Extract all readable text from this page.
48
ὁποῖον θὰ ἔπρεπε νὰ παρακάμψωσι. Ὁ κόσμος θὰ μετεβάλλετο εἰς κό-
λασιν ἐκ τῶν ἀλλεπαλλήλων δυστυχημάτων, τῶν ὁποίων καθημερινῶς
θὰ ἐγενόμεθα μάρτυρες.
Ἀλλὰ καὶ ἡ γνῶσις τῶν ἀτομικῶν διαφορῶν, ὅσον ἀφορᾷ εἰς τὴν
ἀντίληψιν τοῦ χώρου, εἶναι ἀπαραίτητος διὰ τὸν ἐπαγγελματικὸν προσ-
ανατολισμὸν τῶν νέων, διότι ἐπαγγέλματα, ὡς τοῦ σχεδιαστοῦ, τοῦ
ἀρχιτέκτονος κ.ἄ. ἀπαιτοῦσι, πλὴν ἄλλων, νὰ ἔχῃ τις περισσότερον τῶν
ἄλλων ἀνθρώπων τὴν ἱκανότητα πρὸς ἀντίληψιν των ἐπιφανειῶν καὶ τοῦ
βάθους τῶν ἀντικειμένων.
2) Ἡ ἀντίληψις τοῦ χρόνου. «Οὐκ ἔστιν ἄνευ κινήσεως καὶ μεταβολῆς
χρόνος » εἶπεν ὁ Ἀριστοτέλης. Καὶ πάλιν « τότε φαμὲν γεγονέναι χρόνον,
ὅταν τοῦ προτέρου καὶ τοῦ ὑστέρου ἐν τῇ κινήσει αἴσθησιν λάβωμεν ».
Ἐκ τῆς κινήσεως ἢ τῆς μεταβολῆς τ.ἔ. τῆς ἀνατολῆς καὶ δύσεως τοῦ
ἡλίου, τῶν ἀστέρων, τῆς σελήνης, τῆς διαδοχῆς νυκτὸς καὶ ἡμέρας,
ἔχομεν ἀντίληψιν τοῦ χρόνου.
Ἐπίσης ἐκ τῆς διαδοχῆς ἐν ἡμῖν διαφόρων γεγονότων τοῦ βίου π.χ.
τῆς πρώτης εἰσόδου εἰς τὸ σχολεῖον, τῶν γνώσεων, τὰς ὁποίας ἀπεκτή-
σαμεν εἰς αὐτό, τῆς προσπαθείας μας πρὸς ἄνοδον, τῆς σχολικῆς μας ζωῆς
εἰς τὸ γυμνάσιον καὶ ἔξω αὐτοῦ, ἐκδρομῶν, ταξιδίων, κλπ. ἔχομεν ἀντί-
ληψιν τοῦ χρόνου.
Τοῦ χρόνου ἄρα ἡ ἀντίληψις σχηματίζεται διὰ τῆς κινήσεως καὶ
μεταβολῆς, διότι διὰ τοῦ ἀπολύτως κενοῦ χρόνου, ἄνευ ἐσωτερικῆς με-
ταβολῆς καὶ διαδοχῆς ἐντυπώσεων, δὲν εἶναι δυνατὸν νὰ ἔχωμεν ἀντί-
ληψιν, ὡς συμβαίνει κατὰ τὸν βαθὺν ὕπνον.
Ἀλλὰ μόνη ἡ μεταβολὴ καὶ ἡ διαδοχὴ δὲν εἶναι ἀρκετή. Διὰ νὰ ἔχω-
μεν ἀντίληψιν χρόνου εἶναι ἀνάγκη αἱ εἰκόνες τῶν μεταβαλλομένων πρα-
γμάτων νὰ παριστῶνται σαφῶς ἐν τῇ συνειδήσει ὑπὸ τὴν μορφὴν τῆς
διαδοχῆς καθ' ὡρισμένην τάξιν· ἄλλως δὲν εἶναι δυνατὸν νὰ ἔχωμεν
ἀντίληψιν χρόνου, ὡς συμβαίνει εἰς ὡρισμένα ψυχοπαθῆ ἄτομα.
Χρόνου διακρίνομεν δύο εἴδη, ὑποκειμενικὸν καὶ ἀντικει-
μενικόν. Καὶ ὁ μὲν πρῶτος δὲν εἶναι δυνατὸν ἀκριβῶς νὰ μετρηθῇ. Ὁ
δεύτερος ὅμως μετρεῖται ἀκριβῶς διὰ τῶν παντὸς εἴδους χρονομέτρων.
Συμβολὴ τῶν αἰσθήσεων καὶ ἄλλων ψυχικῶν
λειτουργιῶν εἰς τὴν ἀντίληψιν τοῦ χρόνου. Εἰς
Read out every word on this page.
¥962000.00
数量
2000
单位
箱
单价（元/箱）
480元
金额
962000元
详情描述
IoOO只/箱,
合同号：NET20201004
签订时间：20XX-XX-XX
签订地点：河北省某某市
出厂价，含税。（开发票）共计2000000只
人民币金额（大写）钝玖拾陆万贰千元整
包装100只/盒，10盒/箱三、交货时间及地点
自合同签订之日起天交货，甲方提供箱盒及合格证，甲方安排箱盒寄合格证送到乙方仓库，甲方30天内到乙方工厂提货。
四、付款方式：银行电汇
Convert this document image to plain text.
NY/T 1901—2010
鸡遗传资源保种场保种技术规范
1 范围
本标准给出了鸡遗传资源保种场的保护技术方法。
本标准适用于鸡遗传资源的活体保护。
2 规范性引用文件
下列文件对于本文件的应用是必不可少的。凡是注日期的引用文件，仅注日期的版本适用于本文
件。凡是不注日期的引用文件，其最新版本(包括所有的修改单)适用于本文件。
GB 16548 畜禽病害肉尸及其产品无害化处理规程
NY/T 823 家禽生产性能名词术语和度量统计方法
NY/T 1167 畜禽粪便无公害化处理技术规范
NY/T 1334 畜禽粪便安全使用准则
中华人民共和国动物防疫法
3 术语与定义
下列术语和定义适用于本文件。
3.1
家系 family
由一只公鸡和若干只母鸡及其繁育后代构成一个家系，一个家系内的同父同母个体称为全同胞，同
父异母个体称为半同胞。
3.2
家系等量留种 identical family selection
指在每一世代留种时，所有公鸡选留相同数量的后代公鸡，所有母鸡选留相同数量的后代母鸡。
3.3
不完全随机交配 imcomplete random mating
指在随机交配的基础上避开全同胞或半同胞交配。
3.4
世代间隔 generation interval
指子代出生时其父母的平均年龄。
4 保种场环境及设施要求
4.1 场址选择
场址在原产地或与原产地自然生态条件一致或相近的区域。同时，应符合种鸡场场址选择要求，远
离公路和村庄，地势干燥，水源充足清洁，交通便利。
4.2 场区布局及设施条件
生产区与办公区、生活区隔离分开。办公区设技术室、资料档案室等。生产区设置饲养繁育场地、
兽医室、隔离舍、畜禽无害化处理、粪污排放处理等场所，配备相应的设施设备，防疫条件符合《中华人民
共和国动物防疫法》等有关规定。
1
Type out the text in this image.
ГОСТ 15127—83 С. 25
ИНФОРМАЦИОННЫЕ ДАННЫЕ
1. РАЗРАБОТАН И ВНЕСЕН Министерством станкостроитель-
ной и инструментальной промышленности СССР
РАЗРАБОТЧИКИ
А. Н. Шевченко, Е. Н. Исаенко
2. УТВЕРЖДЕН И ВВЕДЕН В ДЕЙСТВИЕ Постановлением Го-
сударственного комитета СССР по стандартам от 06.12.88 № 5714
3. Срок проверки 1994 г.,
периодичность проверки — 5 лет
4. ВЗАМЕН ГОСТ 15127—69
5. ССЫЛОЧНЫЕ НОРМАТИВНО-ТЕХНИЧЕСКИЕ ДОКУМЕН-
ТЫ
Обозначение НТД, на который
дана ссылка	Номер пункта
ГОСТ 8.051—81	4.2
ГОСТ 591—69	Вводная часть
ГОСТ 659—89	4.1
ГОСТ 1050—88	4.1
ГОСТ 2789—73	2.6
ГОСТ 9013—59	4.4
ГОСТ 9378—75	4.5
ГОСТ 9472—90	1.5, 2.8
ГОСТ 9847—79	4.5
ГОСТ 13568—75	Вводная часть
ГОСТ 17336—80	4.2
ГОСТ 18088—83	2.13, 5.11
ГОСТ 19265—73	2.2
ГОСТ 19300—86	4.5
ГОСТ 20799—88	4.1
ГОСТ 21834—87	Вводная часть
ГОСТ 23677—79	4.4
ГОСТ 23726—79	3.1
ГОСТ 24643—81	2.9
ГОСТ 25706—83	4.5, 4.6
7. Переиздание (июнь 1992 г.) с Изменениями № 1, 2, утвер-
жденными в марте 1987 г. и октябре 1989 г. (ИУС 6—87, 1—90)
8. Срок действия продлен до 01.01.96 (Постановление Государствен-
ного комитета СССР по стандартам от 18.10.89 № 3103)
═══
▸ Work to be completed
Identify every line holding the word "проверки" and copy it out.

▸ Task solution
3. Срок проверки 1994 г.,
периодичность проверки — 5 лет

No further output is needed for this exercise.